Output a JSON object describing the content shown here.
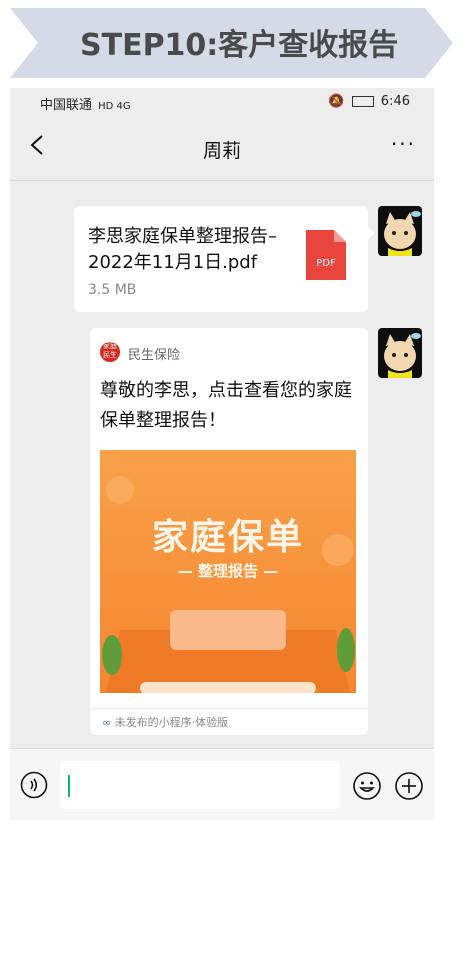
{
  "banner": {
    "title": "STEP10:客户查收报告"
  },
  "status_bar": {
    "carrier": "中国联通",
    "network": "HD 4G",
    "time": "6:46"
  },
  "chat": {
    "contact_name": "周莉",
    "more_label": "···"
  },
  "file_message": {
    "file_name": "李思家庭保单整理报告–2022年11月1日.pdf",
    "file_size": "3.5 MB",
    "file_type": "PDF"
  },
  "mini_program_card": {
    "source_name": "民生保险",
    "source_logo_text": "家庭民生",
    "message": "尊敬的李思，点击查看您的家庭保单整理报告！",
    "cover_title": "家庭保单",
    "cover_subtitle": "— 整理报告 —",
    "footer": "未发布的小程序·体验版"
  },
  "colors": {
    "brand_red": "#d9261c",
    "cover_orange": "#f6862f",
    "caret_green": "#07c160"
  }
}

■ ■ ■

Write out the entries again, exactly as given, skipping any images.

[Problem solution]
Output a JSON object describing the content shown here.
{
  "banner": {
    "title": "STEP10:客户查收报告"
  },
  "status_bar": {
    "carrier": "中国联通",
    "network": "HD 4G",
    "time": "6:46"
  },
  "chat": {
    "contact_name": "周莉",
    "more_label": "···"
  },
  "file_message": {
    "file_name": "李思家庭保单整理报告–2022年11月1日.pdf",
    "file_size": "3.5 MB",
    "file_type": "PDF"
  },
  "mini_program_card": {
    "source_name": "民生保险",
    "source_logo_text": "家庭民生",
    "message": "尊敬的李思，点击查看您的家庭保单整理报告！",
    "cover_title": "家庭保单",
    "cover_subtitle": "— 整理报告 —",
    "footer": "未发布的小程序·体验版"
  },
  "colors": {
    "brand_red": "#d9261c",
    "cover_orange": "#f6862f",
    "caret_green": "#07c160"
  }
}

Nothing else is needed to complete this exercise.